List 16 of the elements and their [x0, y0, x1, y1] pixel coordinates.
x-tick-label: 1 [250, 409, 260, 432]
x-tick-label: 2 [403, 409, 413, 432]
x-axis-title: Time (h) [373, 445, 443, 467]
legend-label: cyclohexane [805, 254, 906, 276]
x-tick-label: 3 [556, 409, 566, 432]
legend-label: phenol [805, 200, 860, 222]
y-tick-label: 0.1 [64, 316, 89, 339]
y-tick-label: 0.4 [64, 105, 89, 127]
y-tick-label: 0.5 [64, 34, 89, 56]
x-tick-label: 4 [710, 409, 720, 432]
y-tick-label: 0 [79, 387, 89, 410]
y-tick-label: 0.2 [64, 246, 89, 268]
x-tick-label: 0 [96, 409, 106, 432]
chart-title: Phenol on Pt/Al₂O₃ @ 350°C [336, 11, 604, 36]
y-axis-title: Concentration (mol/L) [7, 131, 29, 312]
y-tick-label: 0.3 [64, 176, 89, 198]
* * *
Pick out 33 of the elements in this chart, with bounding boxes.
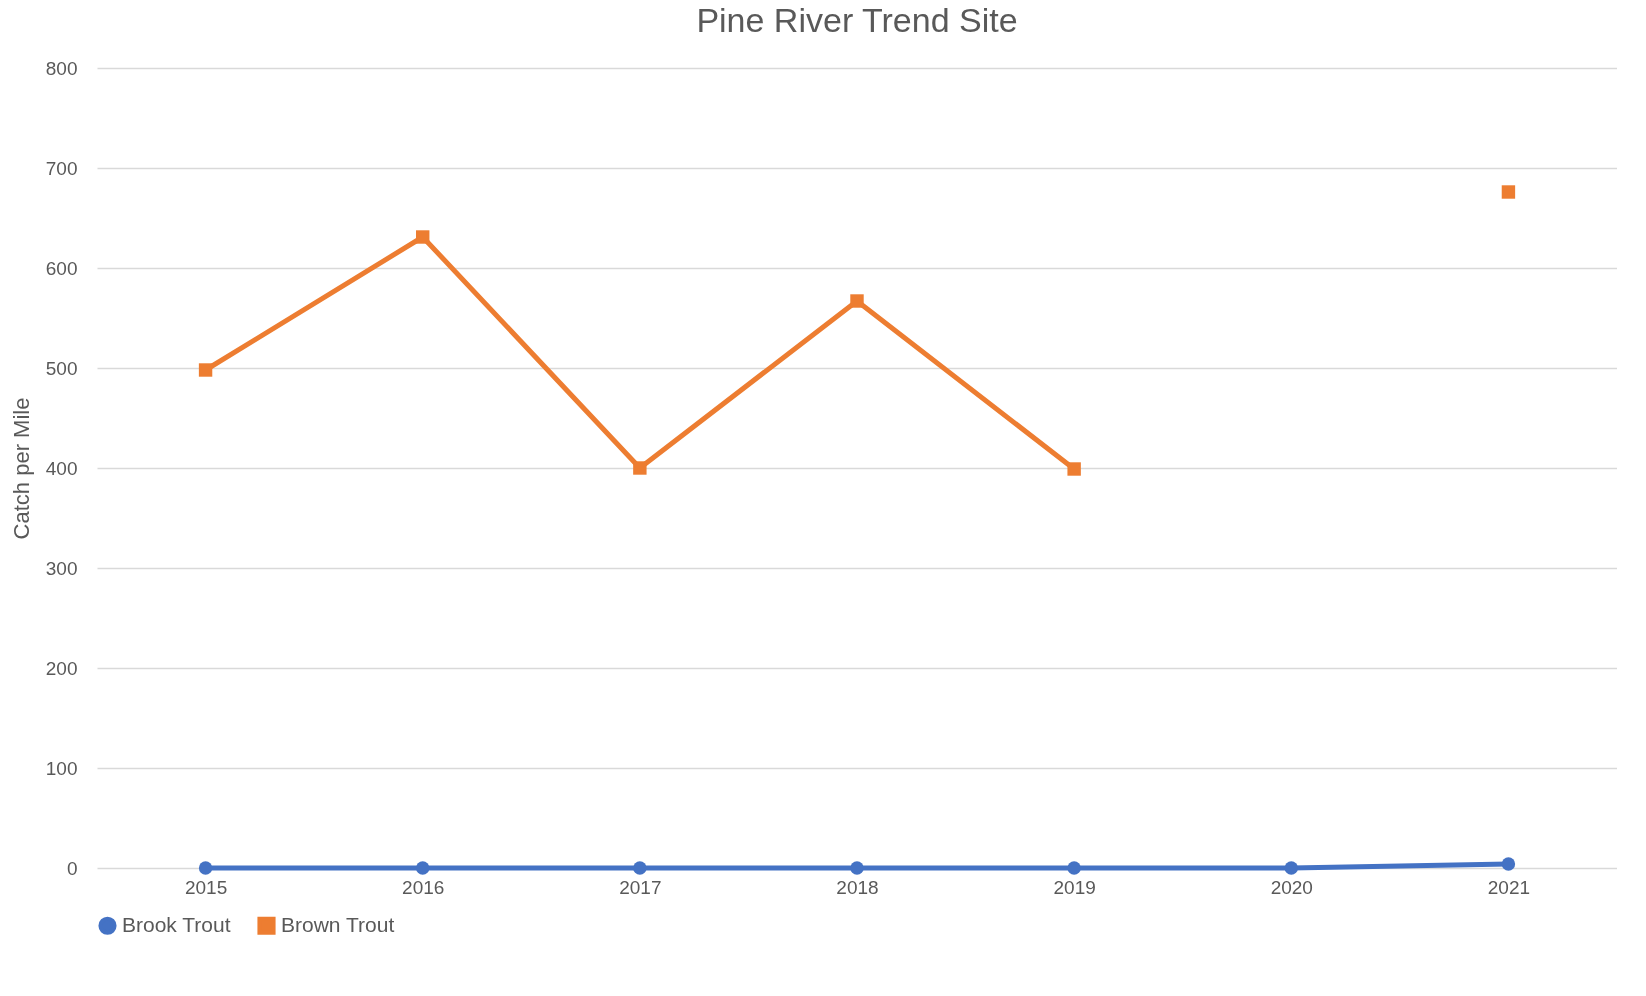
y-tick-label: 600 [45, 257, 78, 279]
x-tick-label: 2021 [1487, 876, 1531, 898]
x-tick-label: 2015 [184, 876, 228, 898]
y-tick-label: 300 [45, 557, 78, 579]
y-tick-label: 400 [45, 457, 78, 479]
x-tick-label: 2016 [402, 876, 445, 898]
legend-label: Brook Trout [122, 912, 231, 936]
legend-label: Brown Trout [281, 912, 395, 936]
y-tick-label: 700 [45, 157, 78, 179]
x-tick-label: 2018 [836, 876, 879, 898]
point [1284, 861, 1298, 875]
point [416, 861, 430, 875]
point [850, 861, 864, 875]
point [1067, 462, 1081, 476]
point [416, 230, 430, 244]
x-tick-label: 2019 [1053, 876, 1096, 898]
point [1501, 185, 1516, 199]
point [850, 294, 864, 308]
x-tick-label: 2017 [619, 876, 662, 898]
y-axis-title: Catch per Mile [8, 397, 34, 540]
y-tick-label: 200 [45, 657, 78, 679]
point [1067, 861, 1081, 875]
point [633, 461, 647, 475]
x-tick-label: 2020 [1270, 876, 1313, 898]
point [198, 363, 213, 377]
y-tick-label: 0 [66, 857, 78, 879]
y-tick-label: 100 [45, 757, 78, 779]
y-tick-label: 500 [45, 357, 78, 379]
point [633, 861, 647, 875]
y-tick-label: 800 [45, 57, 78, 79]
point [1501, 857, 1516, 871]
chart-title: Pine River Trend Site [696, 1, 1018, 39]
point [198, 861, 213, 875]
==
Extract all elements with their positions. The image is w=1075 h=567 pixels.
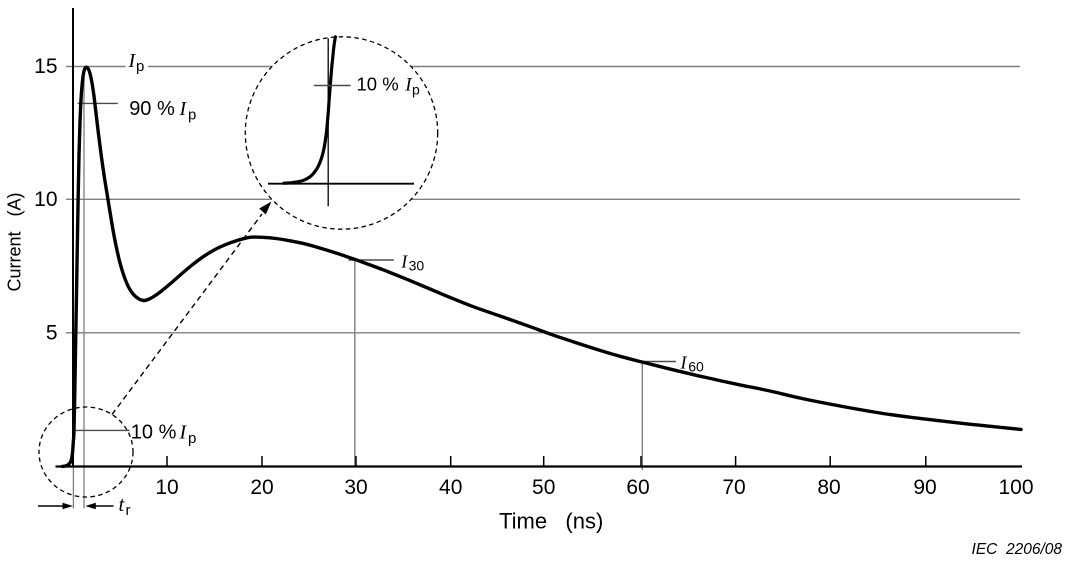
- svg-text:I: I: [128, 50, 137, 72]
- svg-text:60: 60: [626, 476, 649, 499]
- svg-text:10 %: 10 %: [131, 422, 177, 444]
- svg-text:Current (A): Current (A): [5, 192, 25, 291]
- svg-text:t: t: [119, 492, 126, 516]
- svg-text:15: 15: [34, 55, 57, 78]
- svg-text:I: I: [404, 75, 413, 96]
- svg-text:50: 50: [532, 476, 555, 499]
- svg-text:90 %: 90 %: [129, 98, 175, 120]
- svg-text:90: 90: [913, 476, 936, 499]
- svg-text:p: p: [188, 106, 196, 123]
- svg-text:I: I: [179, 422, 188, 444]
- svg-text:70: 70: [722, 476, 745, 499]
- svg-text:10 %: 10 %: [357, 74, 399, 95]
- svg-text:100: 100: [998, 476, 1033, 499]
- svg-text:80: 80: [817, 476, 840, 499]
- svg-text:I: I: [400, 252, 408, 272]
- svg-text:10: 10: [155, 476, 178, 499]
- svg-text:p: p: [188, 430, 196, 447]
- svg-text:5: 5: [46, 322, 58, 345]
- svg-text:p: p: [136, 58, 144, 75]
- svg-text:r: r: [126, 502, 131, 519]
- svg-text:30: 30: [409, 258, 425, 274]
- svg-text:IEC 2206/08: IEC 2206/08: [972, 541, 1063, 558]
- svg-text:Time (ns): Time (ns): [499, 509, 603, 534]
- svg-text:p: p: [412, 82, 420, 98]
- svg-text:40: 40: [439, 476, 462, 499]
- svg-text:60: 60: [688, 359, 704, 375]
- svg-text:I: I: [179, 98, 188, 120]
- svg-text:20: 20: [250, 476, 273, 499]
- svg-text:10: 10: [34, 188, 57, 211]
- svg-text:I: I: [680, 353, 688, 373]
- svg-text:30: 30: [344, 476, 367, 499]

Request | Find each line in the material above that contains the word "title" and copy it.

Finished answer |
x-axis-title: Time (h) [373, 445, 443, 467]
chart-title: Phenol on Pt/Al₂O₃ @ 350°C [336, 11, 604, 36]
y-axis-title: Concentration (mol/L) [7, 131, 29, 312]
y-axis-title: Catch per Mile [8, 397, 34, 540]
chart-title: Pine River Trend Site [696, 1, 1018, 39]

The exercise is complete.